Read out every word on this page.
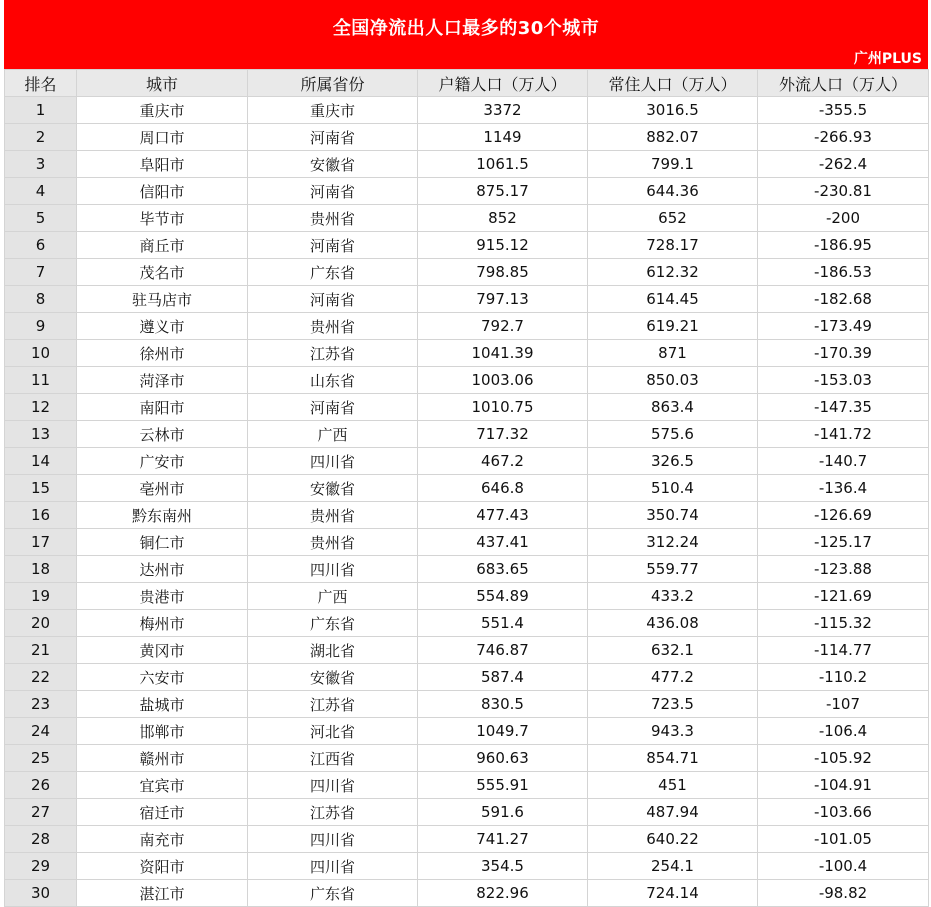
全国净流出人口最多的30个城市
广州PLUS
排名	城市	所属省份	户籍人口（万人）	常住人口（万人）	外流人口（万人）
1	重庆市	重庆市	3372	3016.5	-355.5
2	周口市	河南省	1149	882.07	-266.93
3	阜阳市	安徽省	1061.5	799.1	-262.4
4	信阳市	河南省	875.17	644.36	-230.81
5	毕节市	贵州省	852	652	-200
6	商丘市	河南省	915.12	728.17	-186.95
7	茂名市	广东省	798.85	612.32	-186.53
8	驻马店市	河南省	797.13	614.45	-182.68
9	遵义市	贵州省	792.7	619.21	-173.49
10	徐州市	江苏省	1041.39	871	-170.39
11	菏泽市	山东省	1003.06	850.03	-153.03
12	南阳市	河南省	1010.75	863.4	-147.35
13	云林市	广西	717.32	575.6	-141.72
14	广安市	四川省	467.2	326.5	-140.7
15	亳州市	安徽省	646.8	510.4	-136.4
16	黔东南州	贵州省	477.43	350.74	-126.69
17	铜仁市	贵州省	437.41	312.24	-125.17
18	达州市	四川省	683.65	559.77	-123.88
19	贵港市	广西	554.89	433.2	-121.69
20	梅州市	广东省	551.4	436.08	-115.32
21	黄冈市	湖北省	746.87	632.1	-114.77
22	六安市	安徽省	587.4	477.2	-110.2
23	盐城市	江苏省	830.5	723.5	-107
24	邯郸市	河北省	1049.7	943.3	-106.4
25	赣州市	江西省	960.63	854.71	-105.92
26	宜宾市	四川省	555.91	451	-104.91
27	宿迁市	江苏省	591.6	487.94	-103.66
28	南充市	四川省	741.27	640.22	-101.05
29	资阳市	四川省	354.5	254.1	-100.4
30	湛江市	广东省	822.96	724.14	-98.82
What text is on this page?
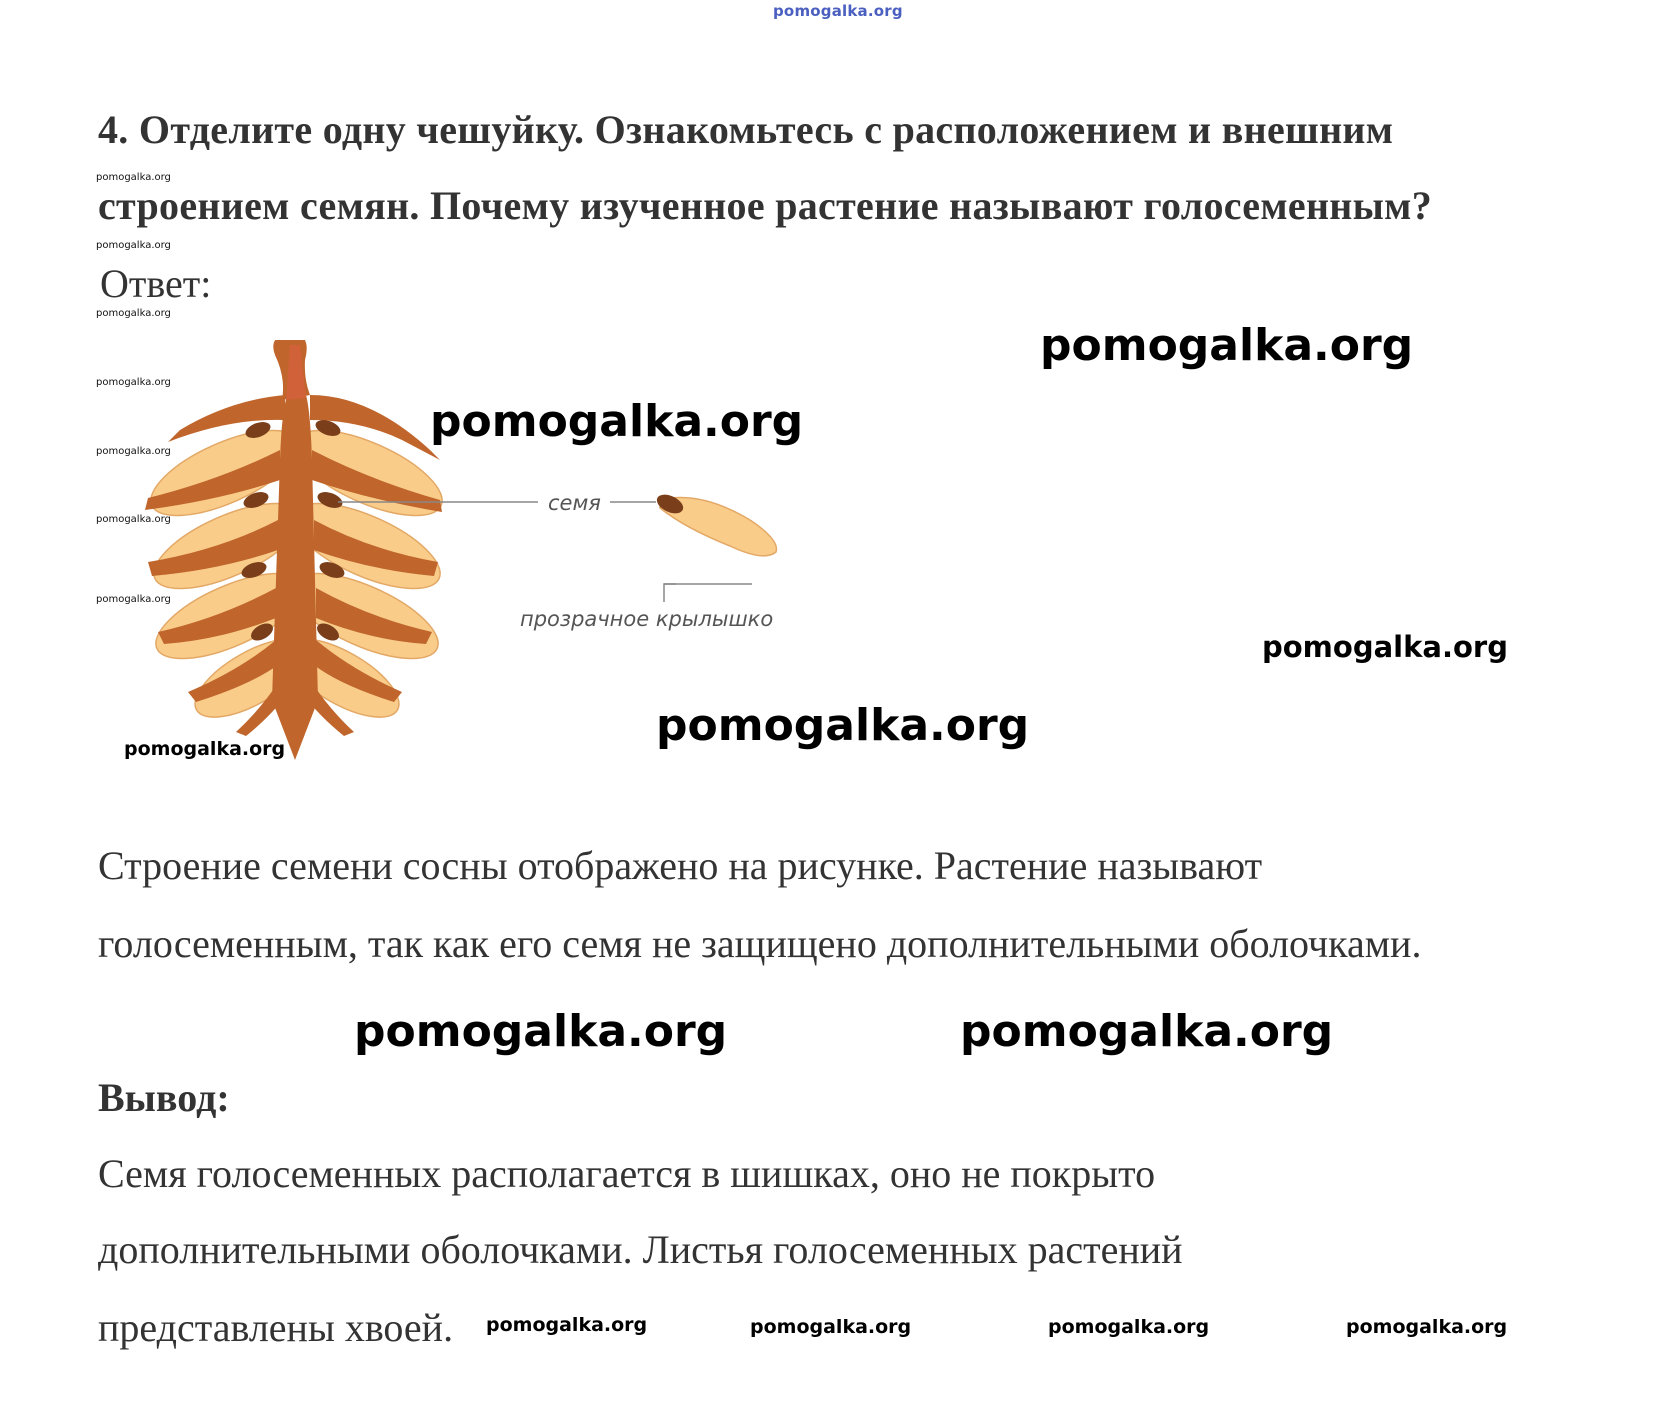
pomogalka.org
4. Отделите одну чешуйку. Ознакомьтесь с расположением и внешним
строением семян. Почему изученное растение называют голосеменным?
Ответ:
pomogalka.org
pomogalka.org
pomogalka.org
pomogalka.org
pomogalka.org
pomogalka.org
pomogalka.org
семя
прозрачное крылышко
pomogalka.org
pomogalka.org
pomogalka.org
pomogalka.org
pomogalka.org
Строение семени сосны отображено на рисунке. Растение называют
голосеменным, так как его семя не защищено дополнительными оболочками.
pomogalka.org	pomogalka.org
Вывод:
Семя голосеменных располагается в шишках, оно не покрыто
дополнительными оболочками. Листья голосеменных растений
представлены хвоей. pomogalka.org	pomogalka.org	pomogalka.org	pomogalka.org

──────

> **Exercise instructions**
Find the lines holding "this" and list every one.

> **Response**
Read out every word on this page.
What text is on this page?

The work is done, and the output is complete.